** Goal **
Only a number is wanted: how many lines of the entries include the string "Residuals"?

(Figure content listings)
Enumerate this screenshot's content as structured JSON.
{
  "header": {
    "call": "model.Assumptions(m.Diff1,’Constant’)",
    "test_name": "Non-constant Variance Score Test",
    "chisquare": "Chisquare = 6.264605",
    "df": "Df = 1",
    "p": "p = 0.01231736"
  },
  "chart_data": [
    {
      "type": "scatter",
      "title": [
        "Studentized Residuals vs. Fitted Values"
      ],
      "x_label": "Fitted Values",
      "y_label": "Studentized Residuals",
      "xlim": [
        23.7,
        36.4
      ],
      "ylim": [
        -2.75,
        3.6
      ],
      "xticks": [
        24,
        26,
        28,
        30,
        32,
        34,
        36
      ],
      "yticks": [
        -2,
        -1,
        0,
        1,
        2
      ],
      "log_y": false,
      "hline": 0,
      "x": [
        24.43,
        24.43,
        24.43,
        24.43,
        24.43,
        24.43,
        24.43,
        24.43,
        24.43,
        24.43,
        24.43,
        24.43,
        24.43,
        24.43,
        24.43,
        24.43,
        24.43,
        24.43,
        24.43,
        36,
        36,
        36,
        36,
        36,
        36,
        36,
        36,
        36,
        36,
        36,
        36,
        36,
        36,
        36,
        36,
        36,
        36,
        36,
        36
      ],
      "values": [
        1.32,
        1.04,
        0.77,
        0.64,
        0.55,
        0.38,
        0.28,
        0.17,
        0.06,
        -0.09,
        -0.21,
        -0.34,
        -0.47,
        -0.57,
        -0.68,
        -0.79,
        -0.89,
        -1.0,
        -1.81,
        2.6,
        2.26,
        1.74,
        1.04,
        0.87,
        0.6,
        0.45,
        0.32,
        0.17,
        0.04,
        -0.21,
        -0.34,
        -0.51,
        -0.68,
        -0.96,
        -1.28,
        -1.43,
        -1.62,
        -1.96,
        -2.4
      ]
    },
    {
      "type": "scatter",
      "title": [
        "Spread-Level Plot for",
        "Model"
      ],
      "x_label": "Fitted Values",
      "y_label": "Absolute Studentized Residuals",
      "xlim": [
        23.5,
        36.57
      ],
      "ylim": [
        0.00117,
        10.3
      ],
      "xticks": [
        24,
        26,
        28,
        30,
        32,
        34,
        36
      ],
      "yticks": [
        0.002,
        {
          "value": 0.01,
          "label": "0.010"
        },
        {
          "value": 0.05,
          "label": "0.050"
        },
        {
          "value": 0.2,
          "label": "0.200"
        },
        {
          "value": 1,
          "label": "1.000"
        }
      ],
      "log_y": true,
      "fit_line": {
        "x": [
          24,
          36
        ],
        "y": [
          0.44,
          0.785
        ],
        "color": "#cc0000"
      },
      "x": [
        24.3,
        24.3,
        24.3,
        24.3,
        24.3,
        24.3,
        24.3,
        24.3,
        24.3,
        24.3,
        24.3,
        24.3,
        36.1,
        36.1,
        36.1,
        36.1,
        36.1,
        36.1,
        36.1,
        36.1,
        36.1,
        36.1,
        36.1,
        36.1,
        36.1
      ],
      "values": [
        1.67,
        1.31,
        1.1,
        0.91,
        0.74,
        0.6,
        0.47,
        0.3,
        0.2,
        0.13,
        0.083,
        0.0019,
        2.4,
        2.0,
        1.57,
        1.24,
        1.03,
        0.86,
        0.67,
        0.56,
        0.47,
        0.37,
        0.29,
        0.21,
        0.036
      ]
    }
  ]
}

** Solution to this task **
3